→ Short exercise:
Copy the records that follow exactly as written, but not their pictures.

→ Provided data:
>> begin
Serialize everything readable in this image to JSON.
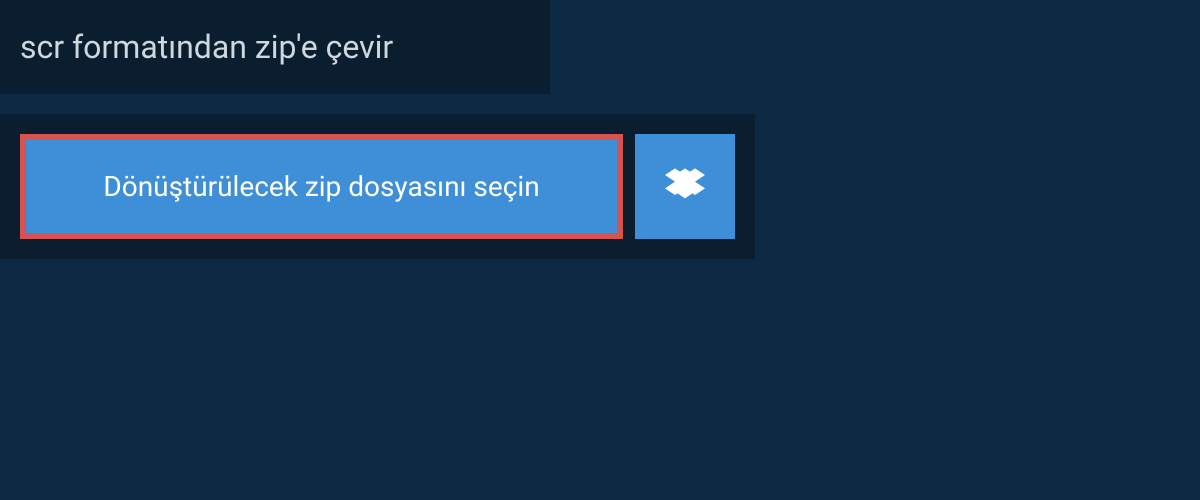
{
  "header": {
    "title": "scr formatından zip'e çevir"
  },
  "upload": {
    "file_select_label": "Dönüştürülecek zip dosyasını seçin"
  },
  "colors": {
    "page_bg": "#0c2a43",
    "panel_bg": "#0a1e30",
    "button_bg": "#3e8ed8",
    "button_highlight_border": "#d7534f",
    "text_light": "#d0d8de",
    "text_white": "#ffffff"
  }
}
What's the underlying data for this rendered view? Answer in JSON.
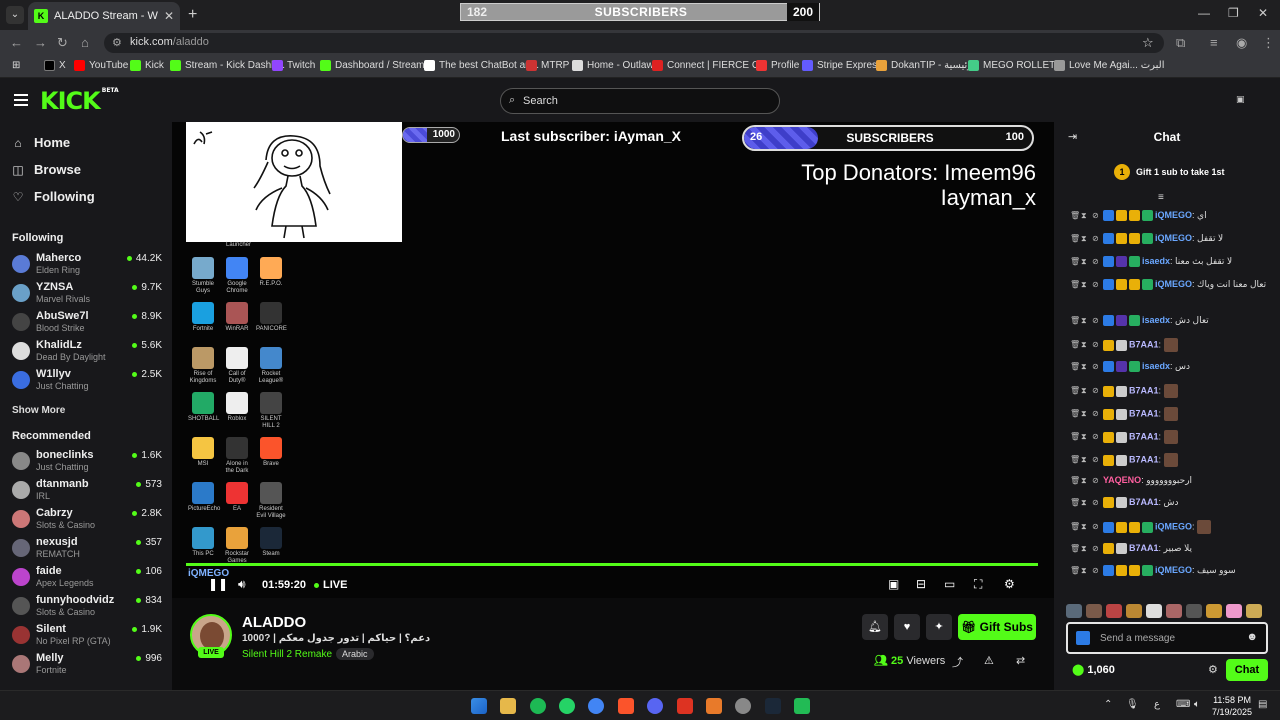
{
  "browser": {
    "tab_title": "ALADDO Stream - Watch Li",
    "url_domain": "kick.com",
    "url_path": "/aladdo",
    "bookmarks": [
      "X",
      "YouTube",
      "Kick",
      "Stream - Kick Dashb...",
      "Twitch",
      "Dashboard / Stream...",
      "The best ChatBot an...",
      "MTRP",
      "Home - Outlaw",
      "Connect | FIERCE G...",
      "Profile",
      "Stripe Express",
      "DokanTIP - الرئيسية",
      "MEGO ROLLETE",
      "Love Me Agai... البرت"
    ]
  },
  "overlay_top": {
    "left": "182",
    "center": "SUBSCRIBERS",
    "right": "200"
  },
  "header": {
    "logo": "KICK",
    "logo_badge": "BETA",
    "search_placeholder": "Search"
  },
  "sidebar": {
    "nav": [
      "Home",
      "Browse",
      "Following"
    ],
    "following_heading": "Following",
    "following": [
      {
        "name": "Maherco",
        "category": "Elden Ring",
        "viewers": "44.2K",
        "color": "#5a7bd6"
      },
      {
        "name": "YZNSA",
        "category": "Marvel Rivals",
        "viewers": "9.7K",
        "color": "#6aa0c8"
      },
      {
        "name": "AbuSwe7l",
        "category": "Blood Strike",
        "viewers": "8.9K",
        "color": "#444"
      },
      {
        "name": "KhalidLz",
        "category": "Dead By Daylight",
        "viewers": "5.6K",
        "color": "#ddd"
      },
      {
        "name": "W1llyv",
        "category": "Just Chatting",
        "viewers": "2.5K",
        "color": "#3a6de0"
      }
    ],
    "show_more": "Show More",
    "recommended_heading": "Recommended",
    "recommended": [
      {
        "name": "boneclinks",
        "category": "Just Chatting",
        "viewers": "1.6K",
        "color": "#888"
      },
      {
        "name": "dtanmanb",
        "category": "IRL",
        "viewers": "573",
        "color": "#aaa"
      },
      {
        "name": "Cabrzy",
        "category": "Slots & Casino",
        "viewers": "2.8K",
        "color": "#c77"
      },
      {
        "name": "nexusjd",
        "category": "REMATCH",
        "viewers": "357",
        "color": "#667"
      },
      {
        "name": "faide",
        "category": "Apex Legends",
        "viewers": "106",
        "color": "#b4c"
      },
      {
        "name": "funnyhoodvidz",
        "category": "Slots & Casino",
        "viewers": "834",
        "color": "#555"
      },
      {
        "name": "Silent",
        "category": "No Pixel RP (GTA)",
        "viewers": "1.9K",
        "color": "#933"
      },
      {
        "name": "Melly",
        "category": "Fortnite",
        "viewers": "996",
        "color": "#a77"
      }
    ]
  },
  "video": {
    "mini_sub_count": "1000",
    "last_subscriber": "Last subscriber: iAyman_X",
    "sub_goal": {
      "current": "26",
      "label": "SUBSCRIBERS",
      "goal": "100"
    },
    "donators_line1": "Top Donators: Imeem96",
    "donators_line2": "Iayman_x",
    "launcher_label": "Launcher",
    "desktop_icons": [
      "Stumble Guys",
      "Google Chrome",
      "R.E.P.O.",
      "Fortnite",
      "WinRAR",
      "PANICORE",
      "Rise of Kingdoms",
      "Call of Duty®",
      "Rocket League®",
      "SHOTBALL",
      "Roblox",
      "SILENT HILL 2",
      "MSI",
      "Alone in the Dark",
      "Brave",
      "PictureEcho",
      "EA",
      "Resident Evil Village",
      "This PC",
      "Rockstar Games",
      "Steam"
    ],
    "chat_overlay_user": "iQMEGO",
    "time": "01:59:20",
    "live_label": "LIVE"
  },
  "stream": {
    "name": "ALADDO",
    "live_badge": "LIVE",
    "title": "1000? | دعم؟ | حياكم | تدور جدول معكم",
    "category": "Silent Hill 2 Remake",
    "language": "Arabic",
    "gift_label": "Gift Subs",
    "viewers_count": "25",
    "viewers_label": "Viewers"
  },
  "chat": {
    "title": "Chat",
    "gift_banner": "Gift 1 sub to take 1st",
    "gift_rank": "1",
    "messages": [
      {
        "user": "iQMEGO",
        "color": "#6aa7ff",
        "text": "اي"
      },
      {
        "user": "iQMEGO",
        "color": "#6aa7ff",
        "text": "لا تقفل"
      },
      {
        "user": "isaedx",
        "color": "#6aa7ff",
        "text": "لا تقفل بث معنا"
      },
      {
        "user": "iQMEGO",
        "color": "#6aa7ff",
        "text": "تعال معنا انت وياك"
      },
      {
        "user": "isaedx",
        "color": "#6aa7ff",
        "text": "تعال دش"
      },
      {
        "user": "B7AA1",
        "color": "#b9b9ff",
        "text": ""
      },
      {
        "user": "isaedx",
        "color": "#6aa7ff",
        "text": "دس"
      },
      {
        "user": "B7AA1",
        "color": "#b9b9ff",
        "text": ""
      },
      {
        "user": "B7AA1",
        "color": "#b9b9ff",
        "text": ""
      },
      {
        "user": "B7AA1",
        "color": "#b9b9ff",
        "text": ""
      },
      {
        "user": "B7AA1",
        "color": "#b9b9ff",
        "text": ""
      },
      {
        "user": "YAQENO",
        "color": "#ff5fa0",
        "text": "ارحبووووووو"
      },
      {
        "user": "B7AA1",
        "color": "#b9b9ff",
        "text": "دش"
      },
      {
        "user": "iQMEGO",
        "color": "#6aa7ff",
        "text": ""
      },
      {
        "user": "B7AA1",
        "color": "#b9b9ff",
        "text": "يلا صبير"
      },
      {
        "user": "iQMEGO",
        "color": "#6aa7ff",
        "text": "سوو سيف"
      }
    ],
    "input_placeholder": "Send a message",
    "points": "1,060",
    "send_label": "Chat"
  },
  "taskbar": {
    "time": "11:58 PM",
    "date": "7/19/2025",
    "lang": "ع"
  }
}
>> end
→ Solution for this task:
Serialize everything readable in this image to JSON.
{
  "header": {
    "title": "scr formatından zip'e çevir"
  },
  "upload": {
    "file_select_label": "Dönüştürülecek zip dosyasını seçin"
  },
  "colors": {
    "page_bg": "#0c2a43",
    "panel_bg": "#0a1e30",
    "button_bg": "#3e8ed8",
    "button_highlight_border": "#d7534f",
    "text_light": "#d0d8de",
    "text_white": "#ffffff"
  }
}
What's the underlying data for this rendered view? Answer in JSON.
{
  "browser": {
    "tab_title": "ALADDO Stream - Watch Li",
    "url_domain": "kick.com",
    "url_path": "/aladdo",
    "bookmarks": [
      "X",
      "YouTube",
      "Kick",
      "Stream - Kick Dashb...",
      "Twitch",
      "Dashboard / Stream...",
      "The best ChatBot an...",
      "MTRP",
      "Home - Outlaw",
      "Connect | FIERCE G...",
      "Profile",
      "Stripe Express",
      "DokanTIP - الرئيسية",
      "MEGO ROLLETE",
      "Love Me Agai... البرت"
    ]
  },
  "overlay_top": {
    "left": "182",
    "center": "SUBSCRIBERS",
    "right": "200"
  },
  "header": {
    "logo": "KICK",
    "logo_badge": "BETA",
    "search_placeholder": "Search"
  },
  "sidebar": {
    "nav": [
      "Home",
      "Browse",
      "Following"
    ],
    "following_heading": "Following",
    "following": [
      {
        "name": "Maherco",
        "category": "Elden Ring",
        "viewers": "44.2K",
        "color": "#5a7bd6"
      },
      {
        "name": "YZNSA",
        "category": "Marvel Rivals",
        "viewers": "9.7K",
        "color": "#6aa0c8"
      },
      {
        "name": "AbuSwe7l",
        "category": "Blood Strike",
        "viewers": "8.9K",
        "color": "#444"
      },
      {
        "name": "KhalidLz",
        "category": "Dead By Daylight",
        "viewers": "5.6K",
        "color": "#ddd"
      },
      {
        "name": "W1llyv",
        "category": "Just Chatting",
        "viewers": "2.5K",
        "color": "#3a6de0"
      }
    ],
    "show_more": "Show More",
    "recommended_heading": "Recommended",
    "recommended": [
      {
        "name": "boneclinks",
        "category": "Just Chatting",
        "viewers": "1.6K",
        "color": "#888"
      },
      {
        "name": "dtanmanb",
        "category": "IRL",
        "viewers": "573",
        "color": "#aaa"
      },
      {
        "name": "Cabrzy",
        "category": "Slots & Casino",
        "viewers": "2.8K",
        "color": "#c77"
      },
      {
        "name": "nexusjd",
        "category": "REMATCH",
        "viewers": "357",
        "color": "#667"
      },
      {
        "name": "faide",
        "category": "Apex Legends",
        "viewers": "106",
        "color": "#b4c"
      },
      {
        "name": "funnyhoodvidz",
        "category": "Slots & Casino",
        "viewers": "834",
        "color": "#555"
      },
      {
        "name": "Silent",
        "category": "No Pixel RP (GTA)",
        "viewers": "1.9K",
        "color": "#933"
      },
      {
        "name": "Melly",
        "category": "Fortnite",
        "viewers": "996",
        "color": "#a77"
      }
    ]
  },
  "video": {
    "mini_sub_count": "1000",
    "last_subscriber": "Last subscriber: iAyman_X",
    "sub_goal": {
      "current": "26",
      "label": "SUBSCRIBERS",
      "goal": "100"
    },
    "donators_line1": "Top Donators: Imeem96",
    "donators_line2": "Iayman_x",
    "launcher_label": "Launcher",
    "desktop_icons": [
      "Stumble Guys",
      "Google Chrome",
      "R.E.P.O.",
      "Fortnite",
      "WinRAR",
      "PANICORE",
      "Rise of Kingdoms",
      "Call of Duty®",
      "Rocket League®",
      "SHOTBALL",
      "Roblox",
      "SILENT HILL 2",
      "MSI",
      "Alone in the Dark",
      "Brave",
      "PictureEcho",
      "EA",
      "Resident Evil Village",
      "This PC",
      "Rockstar Games",
      "Steam"
    ],
    "chat_overlay_user": "iQMEGO",
    "time": "01:59:20",
    "live_label": "LIVE"
  },
  "stream": {
    "name": "ALADDO",
    "live_badge": "LIVE",
    "title": "1000? | دعم؟ | حياكم | تدور جدول معكم",
    "category": "Silent Hill 2 Remake",
    "language": "Arabic",
    "gift_label": "Gift Subs",
    "viewers_count": "25",
    "viewers_label": "Viewers"
  },
  "chat": {
    "title": "Chat",
    "gift_banner": "Gift 1 sub to take 1st",
    "gift_rank": "1",
    "messages": [
      {
        "user": "iQMEGO",
        "color": "#6aa7ff",
        "text": "اي"
      },
      {
        "user": "iQMEGO",
        "color": "#6aa7ff",
        "text": "لا تقفل"
      },
      {
        "user": "isaedx",
        "color": "#6aa7ff",
        "text": "لا تقفل بث معنا"
      },
      {
        "user": "iQMEGO",
        "color": "#6aa7ff",
        "text": "تعال معنا انت وياك"
      },
      {
        "user": "isaedx",
        "color": "#6aa7ff",
        "text": "تعال دش"
      },
      {
        "user": "B7AA1",
        "color": "#b9b9ff",
        "text": ""
      },
      {
        "user": "isaedx",
        "color": "#6aa7ff",
        "text": "دس"
      },
      {
        "user": "B7AA1",
        "color": "#b9b9ff",
        "text": ""
      },
      {
        "user": "B7AA1",
        "color": "#b9b9ff",
        "text": ""
      },
      {
        "user": "B7AA1",
        "color": "#b9b9ff",
        "text": ""
      },
      {
        "user": "B7AA1",
        "color": "#b9b9ff",
        "text": ""
      },
      {
        "user": "YAQENO",
        "color": "#ff5fa0",
        "text": "ارحبووووووو"
      },
      {
        "user": "B7AA1",
        "color": "#b9b9ff",
        "text": "دش"
      },
      {
        "user": "iQMEGO",
        "color": "#6aa7ff",
        "text": ""
      },
      {
        "user": "B7AA1",
        "color": "#b9b9ff",
        "text": "يلا صبير"
      },
      {
        "user": "iQMEGO",
        "color": "#6aa7ff",
        "text": "سوو سيف"
      }
    ],
    "input_placeholder": "Send a message",
    "points": "1,060",
    "send_label": "Chat"
  },
  "taskbar": {
    "time": "11:58 PM",
    "date": "7/19/2025",
    "lang": "ع"
  }
}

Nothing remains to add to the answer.